EXERCISE TASK:
Scan the listing below. Report each line that includes "correcta".

MATERIAL PROVIDED:

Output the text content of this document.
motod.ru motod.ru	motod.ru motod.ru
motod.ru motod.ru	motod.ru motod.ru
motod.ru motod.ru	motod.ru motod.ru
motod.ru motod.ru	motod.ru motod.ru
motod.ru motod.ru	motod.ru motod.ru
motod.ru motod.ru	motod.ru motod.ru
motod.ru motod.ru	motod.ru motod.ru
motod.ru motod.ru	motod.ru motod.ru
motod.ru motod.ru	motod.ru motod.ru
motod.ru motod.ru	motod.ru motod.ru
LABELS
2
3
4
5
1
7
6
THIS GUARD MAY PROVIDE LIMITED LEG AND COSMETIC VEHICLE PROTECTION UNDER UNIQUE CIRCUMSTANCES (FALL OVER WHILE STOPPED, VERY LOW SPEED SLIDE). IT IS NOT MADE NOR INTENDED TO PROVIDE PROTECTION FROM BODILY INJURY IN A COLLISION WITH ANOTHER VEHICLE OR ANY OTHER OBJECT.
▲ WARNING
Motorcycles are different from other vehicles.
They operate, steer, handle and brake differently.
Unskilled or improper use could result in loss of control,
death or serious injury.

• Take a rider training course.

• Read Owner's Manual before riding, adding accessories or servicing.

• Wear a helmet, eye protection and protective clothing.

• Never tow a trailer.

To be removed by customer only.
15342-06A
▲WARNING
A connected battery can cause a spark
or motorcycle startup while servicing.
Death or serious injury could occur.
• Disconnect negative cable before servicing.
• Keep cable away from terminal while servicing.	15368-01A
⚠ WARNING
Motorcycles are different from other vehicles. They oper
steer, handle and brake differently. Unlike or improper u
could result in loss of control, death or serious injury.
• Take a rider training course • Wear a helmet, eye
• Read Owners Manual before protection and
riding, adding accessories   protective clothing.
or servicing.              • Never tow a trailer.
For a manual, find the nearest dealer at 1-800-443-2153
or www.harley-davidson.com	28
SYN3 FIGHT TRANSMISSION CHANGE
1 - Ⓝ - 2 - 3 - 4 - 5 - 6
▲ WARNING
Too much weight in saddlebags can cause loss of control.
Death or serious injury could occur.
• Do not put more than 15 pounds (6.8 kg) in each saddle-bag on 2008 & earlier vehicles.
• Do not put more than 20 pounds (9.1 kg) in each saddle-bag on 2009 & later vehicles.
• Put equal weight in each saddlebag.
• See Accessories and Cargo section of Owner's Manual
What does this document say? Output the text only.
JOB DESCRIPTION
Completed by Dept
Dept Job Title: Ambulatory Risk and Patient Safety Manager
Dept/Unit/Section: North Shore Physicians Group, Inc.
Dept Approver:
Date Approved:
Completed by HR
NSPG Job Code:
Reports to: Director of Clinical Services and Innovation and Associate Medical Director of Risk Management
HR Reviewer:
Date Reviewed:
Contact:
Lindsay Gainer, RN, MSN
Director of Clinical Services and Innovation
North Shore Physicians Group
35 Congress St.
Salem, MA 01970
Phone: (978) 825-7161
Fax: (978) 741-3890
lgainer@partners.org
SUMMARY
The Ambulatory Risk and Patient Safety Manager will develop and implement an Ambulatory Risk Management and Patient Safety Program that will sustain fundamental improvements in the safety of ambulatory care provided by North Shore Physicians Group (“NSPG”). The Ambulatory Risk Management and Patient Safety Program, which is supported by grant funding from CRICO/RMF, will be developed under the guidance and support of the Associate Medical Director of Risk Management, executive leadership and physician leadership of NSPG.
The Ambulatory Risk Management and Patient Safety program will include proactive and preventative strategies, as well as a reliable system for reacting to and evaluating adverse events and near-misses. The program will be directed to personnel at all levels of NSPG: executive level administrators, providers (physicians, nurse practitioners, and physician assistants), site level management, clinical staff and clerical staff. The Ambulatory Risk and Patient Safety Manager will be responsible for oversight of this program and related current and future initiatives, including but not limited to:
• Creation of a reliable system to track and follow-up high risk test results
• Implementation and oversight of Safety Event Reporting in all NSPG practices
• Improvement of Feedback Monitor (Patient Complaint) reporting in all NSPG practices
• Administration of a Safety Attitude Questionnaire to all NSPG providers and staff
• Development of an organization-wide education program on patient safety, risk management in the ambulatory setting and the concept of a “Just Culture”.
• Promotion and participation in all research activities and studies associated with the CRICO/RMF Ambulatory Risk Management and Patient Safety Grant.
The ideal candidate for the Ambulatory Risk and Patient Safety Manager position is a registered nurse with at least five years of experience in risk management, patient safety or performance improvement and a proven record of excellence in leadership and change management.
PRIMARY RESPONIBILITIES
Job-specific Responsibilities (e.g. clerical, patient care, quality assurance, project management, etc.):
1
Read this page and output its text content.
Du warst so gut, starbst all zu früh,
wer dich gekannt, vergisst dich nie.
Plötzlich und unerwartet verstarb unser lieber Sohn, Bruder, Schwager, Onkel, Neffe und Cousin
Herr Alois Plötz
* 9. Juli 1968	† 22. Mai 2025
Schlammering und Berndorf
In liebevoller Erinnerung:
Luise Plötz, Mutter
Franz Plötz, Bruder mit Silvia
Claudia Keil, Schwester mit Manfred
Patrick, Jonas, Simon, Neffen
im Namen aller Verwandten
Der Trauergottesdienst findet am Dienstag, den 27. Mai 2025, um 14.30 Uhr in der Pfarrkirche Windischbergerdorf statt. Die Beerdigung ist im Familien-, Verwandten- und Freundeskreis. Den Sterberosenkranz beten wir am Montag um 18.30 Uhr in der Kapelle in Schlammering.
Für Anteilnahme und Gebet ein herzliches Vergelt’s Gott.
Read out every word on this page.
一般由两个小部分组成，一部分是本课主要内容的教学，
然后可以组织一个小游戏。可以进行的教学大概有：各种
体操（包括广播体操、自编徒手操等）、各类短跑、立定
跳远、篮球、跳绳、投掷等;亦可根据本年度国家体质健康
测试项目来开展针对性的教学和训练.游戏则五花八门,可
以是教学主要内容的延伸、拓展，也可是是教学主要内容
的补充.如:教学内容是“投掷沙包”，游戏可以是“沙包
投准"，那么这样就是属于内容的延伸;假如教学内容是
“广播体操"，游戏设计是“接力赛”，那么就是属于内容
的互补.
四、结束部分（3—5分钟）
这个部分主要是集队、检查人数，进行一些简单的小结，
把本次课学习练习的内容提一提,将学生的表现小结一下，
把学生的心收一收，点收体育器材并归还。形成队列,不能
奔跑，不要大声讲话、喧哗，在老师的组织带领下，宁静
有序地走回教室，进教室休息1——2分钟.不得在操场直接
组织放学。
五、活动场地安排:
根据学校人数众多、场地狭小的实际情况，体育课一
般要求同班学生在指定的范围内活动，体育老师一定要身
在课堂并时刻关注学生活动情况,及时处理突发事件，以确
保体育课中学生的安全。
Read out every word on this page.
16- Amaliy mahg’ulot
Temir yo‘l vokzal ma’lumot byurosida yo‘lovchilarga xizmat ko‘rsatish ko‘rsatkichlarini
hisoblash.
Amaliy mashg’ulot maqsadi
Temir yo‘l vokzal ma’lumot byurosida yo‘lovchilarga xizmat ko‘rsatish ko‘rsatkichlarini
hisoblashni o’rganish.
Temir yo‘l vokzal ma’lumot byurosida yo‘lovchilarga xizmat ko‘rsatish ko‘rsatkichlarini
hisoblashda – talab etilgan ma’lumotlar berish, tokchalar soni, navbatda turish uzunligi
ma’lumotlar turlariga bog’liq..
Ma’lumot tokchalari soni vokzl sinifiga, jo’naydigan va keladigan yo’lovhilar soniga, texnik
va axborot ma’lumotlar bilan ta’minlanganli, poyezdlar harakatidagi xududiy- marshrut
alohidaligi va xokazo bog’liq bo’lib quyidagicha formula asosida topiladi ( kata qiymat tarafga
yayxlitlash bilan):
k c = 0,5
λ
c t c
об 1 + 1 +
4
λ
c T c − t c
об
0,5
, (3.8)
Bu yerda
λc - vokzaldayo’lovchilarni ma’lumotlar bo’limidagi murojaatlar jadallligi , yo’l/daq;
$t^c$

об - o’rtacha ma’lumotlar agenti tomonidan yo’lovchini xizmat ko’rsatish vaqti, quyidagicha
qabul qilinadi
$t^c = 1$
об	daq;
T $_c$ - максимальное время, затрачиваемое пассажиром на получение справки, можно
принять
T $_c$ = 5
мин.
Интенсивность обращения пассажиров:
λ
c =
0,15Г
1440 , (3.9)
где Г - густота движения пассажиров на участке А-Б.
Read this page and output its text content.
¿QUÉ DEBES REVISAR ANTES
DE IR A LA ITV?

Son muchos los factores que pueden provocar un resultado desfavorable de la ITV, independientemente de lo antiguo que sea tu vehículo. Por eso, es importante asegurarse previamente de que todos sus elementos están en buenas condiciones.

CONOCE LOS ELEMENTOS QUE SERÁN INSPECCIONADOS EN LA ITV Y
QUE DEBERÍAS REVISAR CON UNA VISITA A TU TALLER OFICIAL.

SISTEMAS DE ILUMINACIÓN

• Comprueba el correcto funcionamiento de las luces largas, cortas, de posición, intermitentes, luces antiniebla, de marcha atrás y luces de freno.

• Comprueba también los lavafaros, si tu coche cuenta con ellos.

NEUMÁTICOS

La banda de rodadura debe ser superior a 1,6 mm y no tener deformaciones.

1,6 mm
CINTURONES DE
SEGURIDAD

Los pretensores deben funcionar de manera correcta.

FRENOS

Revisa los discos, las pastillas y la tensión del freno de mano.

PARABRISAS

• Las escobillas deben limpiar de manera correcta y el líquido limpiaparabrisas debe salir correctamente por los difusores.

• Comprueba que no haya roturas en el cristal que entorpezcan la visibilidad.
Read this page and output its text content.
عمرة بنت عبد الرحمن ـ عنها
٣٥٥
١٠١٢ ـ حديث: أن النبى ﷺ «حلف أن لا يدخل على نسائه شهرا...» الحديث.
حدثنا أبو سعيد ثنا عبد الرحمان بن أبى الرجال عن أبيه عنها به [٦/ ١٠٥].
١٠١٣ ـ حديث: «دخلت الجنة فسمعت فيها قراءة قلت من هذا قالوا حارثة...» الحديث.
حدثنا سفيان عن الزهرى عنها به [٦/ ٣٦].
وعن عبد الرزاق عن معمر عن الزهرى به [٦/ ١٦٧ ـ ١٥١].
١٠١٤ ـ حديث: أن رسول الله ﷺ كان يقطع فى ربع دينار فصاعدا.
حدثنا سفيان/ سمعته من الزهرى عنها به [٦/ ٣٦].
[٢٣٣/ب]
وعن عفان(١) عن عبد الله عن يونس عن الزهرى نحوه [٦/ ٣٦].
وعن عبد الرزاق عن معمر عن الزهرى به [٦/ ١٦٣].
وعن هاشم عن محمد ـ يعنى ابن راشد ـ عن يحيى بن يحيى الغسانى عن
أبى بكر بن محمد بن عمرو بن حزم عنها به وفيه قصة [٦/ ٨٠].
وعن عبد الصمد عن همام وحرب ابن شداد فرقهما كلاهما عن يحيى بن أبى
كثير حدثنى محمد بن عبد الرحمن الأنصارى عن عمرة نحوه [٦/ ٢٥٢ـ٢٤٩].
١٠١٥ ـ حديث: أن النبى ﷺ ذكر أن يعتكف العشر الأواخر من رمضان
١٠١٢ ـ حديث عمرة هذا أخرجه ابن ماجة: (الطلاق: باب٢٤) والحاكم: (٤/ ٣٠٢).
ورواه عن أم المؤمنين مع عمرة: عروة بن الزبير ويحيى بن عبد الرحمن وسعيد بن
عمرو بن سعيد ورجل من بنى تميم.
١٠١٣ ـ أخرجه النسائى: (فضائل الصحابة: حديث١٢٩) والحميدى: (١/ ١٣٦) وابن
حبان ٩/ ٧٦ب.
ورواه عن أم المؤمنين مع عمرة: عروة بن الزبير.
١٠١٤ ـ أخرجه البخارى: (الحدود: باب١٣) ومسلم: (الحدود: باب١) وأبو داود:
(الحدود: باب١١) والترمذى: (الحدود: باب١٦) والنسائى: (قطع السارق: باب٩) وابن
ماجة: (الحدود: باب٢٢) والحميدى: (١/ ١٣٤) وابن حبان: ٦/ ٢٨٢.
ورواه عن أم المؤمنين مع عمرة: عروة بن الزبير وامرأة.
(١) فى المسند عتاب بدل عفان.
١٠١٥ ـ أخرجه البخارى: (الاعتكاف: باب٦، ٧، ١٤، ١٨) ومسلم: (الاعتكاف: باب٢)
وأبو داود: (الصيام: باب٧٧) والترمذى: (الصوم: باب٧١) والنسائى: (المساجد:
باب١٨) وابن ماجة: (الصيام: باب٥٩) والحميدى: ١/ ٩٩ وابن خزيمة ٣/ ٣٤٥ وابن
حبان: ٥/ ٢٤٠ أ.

THE REPLY:
Los pretensores deben funcionar de manera correcta.
• Las escobillas deben limpiar de manera correcta y el líquido limpiaparabrisas debe salir correctamente por los difusores.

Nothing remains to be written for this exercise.